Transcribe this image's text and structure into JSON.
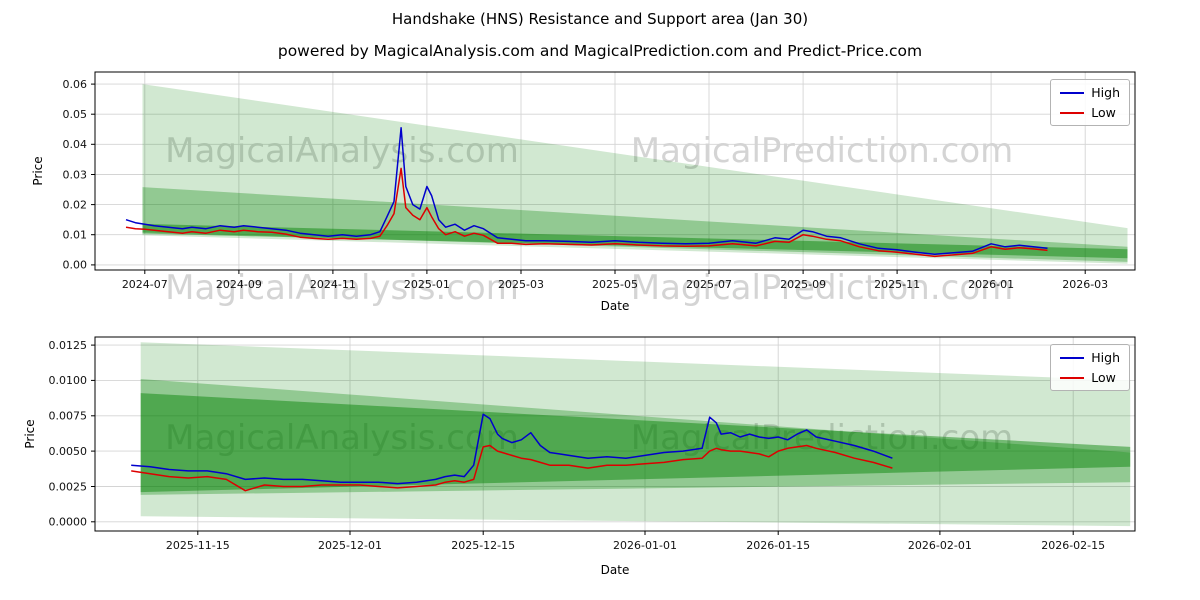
{
  "title": "Handshake (HNS) Resistance and Support area (Jan 30)",
  "subtitle": "powered by MagicalAnalysis.com and MagicalPrediction.com and Predict-Price.com",
  "watermarks": [
    "MagicalAnalysis.com",
    "MagicalPrediction.com"
  ],
  "colors": {
    "high": "#0000cc",
    "low": "#dd0000",
    "band": "#008000"
  },
  "chart_data": [
    {
      "type": "line",
      "title": "",
      "xlabel": "Date",
      "ylabel": "Price",
      "legend_position": "upper right",
      "grid": true,
      "xlim": [
        -1.06,
        21.06
      ],
      "ylim": [
        -0.0017,
        0.064
      ],
      "x_ticks": [
        {
          "v": 0,
          "label": "2024-07"
        },
        {
          "v": 2,
          "label": "2024-09"
        },
        {
          "v": 4,
          "label": "2024-11"
        },
        {
          "v": 6,
          "label": "2025-01"
        },
        {
          "v": 8,
          "label": "2025-03"
        },
        {
          "v": 10,
          "label": "2025-05"
        },
        {
          "v": 12,
          "label": "2025-07"
        },
        {
          "v": 14,
          "label": "2025-09"
        },
        {
          "v": 16,
          "label": "2025-11"
        },
        {
          "v": 18,
          "label": "2026-01"
        },
        {
          "v": 20,
          "label": "2026-03"
        }
      ],
      "y_ticks": [
        {
          "v": 0.0,
          "label": "0.00"
        },
        {
          "v": 0.01,
          "label": "0.01"
        },
        {
          "v": 0.02,
          "label": "0.02"
        },
        {
          "v": 0.03,
          "label": "0.03"
        },
        {
          "v": 0.04,
          "label": "0.04"
        },
        {
          "v": 0.05,
          "label": "0.05"
        },
        {
          "v": 0.06,
          "label": "0.06"
        }
      ],
      "x_unit": "months since 2024-07",
      "x": [
        -0.4,
        -0.2,
        0,
        0.2,
        0.5,
        0.8,
        1.0,
        1.3,
        1.6,
        1.9,
        2.1,
        2.4,
        2.7,
        3.0,
        3.3,
        3.6,
        3.9,
        4.2,
        4.5,
        4.8,
        5.0,
        5.15,
        5.3,
        5.45,
        5.55,
        5.7,
        5.85,
        6.0,
        6.1,
        6.25,
        6.4,
        6.6,
        6.8,
        7.0,
        7.2,
        7.5,
        7.8,
        8.1,
        8.5,
        9.0,
        9.5,
        10.0,
        10.5,
        11.0,
        11.5,
        12.0,
        12.5,
        13.0,
        13.4,
        13.7,
        14.0,
        14.2,
        14.5,
        14.8,
        15.2,
        15.6,
        16.0,
        16.4,
        16.8,
        17.2,
        17.6,
        18.0,
        18.3,
        18.6,
        18.9,
        19.2
      ],
      "series": [
        {
          "name": "High",
          "color": "#0000cc",
          "values": [
            0.015,
            0.014,
            0.0135,
            0.013,
            0.0125,
            0.012,
            0.0125,
            0.012,
            0.013,
            0.0125,
            0.013,
            0.0125,
            0.012,
            0.0115,
            0.0105,
            0.01,
            0.0095,
            0.01,
            0.0095,
            0.01,
            0.011,
            0.016,
            0.021,
            0.0455,
            0.026,
            0.02,
            0.0185,
            0.026,
            0.023,
            0.015,
            0.0125,
            0.0135,
            0.0115,
            0.013,
            0.012,
            0.009,
            0.0085,
            0.008,
            0.008,
            0.0078,
            0.0075,
            0.008,
            0.0075,
            0.0072,
            0.007,
            0.0072,
            0.008,
            0.0072,
            0.009,
            0.0085,
            0.0115,
            0.011,
            0.0095,
            0.009,
            0.007,
            0.0055,
            0.005,
            0.0042,
            0.0035,
            0.004,
            0.0045,
            0.007,
            0.006,
            0.0065,
            0.006,
            0.0055
          ]
        },
        {
          "name": "Low",
          "color": "#dd0000",
          "values": [
            0.0125,
            0.012,
            0.0118,
            0.0115,
            0.011,
            0.0105,
            0.011,
            0.0105,
            0.0115,
            0.011,
            0.0115,
            0.011,
            0.0108,
            0.0102,
            0.0092,
            0.0088,
            0.0085,
            0.0088,
            0.0085,
            0.0088,
            0.0095,
            0.013,
            0.017,
            0.032,
            0.019,
            0.0165,
            0.015,
            0.019,
            0.016,
            0.012,
            0.01,
            0.011,
            0.0095,
            0.0105,
            0.0098,
            0.0072,
            0.0072,
            0.0068,
            0.007,
            0.0068,
            0.0066,
            0.007,
            0.0066,
            0.0063,
            0.0062,
            0.0063,
            0.007,
            0.0063,
            0.0078,
            0.0075,
            0.01,
            0.0095,
            0.0085,
            0.008,
            0.006,
            0.0047,
            0.0042,
            0.0035,
            0.0028,
            0.0033,
            0.0038,
            0.006,
            0.0052,
            0.0057,
            0.0053,
            0.0048
          ]
        }
      ],
      "bands": [
        {
          "name": "resistance-support-outer",
          "alpha": 0.18,
          "points": [
            [
              -0.05,
              0.06
            ],
            [
              20.9,
              0.0122
            ],
            [
              20.9,
              0.0004
            ],
            [
              -0.05,
              0.0098
            ]
          ]
        },
        {
          "name": "resistance-support-mid",
          "alpha": 0.3,
          "points": [
            [
              -0.05,
              0.0258
            ],
            [
              20.9,
              0.006
            ],
            [
              20.9,
              0.001
            ],
            [
              -0.05,
              0.0108
            ]
          ]
        },
        {
          "name": "resistance-support-inner",
          "alpha": 0.45,
          "points": [
            [
              -0.05,
              0.0136
            ],
            [
              20.9,
              0.0052
            ],
            [
              20.9,
              0.0022
            ],
            [
              -0.05,
              0.0104
            ]
          ]
        }
      ]
    },
    {
      "type": "line",
      "title": "",
      "xlabel": "Date",
      "ylabel": "Price",
      "legend_position": "upper right",
      "grid": true,
      "xlim": [
        -10.8,
        98.5
      ],
      "ylim": [
        -0.00065,
        0.01307
      ],
      "x_ticks": [
        {
          "v": 0,
          "label": "2025-11-15"
        },
        {
          "v": 16,
          "label": "2025-12-01"
        },
        {
          "v": 30,
          "label": "2025-12-15"
        },
        {
          "v": 47,
          "label": "2026-01-01"
        },
        {
          "v": 61,
          "label": "2026-01-15"
        },
        {
          "v": 78,
          "label": "2026-02-01"
        },
        {
          "v": 92,
          "label": "2026-02-15"
        }
      ],
      "y_ticks": [
        {
          "v": 0.0,
          "label": "0.0000"
        },
        {
          "v": 0.0025,
          "label": "0.0025"
        },
        {
          "v": 0.005,
          "label": "0.0050"
        },
        {
          "v": 0.0075,
          "label": "0.0075"
        },
        {
          "v": 0.01,
          "label": "0.0100"
        },
        {
          "v": 0.0125,
          "label": "0.0125"
        }
      ],
      "x_unit": "days since 2025-11-15",
      "x": [
        -7,
        -5,
        -3,
        -1,
        1,
        3,
        5,
        7,
        9,
        11,
        13,
        15,
        17,
        19,
        21,
        23,
        25,
        26,
        27,
        28,
        29,
        30,
        30.7,
        31.5,
        32,
        33,
        34,
        35,
        36,
        37,
        38,
        39,
        41,
        43,
        45,
        47,
        49,
        51,
        53,
        53.8,
        54.5,
        55,
        56,
        57,
        58,
        59,
        60,
        61,
        62,
        63,
        64,
        65,
        67,
        69,
        71,
        73
      ],
      "series": [
        {
          "name": "High",
          "color": "#0000cc",
          "values": [
            0.004,
            0.0039,
            0.0037,
            0.0036,
            0.0036,
            0.0034,
            0.003,
            0.0031,
            0.003,
            0.003,
            0.0029,
            0.0028,
            0.0028,
            0.0028,
            0.0027,
            0.0028,
            0.003,
            0.0032,
            0.0033,
            0.0032,
            0.004,
            0.0076,
            0.0073,
            0.0062,
            0.0059,
            0.0056,
            0.0058,
            0.0063,
            0.0054,
            0.0049,
            0.0048,
            0.0047,
            0.0045,
            0.0046,
            0.0045,
            0.0047,
            0.0049,
            0.005,
            0.0052,
            0.0074,
            0.007,
            0.0062,
            0.0063,
            0.006,
            0.0062,
            0.006,
            0.0059,
            0.006,
            0.0058,
            0.0062,
            0.0065,
            0.006,
            0.0057,
            0.0054,
            0.005,
            0.0045
          ]
        },
        {
          "name": "Low",
          "color": "#dd0000",
          "values": [
            0.0036,
            0.0034,
            0.0032,
            0.0031,
            0.0032,
            0.003,
            0.0022,
            0.0026,
            0.0025,
            0.0025,
            0.0026,
            0.0026,
            0.0026,
            0.0025,
            0.0024,
            0.0025,
            0.0026,
            0.0028,
            0.0029,
            0.0028,
            0.003,
            0.0053,
            0.0054,
            0.005,
            0.0049,
            0.0047,
            0.0045,
            0.0044,
            0.0042,
            0.004,
            0.004,
            0.004,
            0.0038,
            0.004,
            0.004,
            0.0041,
            0.0042,
            0.0044,
            0.0045,
            0.005,
            0.0052,
            0.0051,
            0.005,
            0.005,
            0.0049,
            0.0048,
            0.0046,
            0.005,
            0.0052,
            0.0053,
            0.0054,
            0.0052,
            0.0049,
            0.0045,
            0.0042,
            0.0038
          ]
        }
      ],
      "bands": [
        {
          "name": "resistance-support-outer",
          "alpha": 0.18,
          "points": [
            [
              -6,
              0.0127
            ],
            [
              98,
              0.01
            ],
            [
              98,
              -0.0003
            ],
            [
              -6,
              0.0004
            ]
          ]
        },
        {
          "name": "resistance-support-mid",
          "alpha": 0.3,
          "points": [
            [
              -6,
              0.0101
            ],
            [
              98,
              0.0049
            ],
            [
              98,
              0.0028
            ],
            [
              -6,
              0.0019
            ]
          ]
        },
        {
          "name": "resistance-support-inner",
          "alpha": 0.45,
          "points": [
            [
              -6,
              0.0091
            ],
            [
              98,
              0.0053
            ],
            [
              98,
              0.0039
            ],
            [
              -6,
              0.0021
            ]
          ]
        }
      ]
    }
  ]
}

━━━━━━━━

→ Given request:
Check every line of the data above for the string "MagicalAnalysis", and copy those that have it.

→ Answer to this exercise:
  "subtitle": "powered by MagicalAnalysis.com and MagicalPrediction.com and Predict-Price.com",
    "MagicalAnalysis.com",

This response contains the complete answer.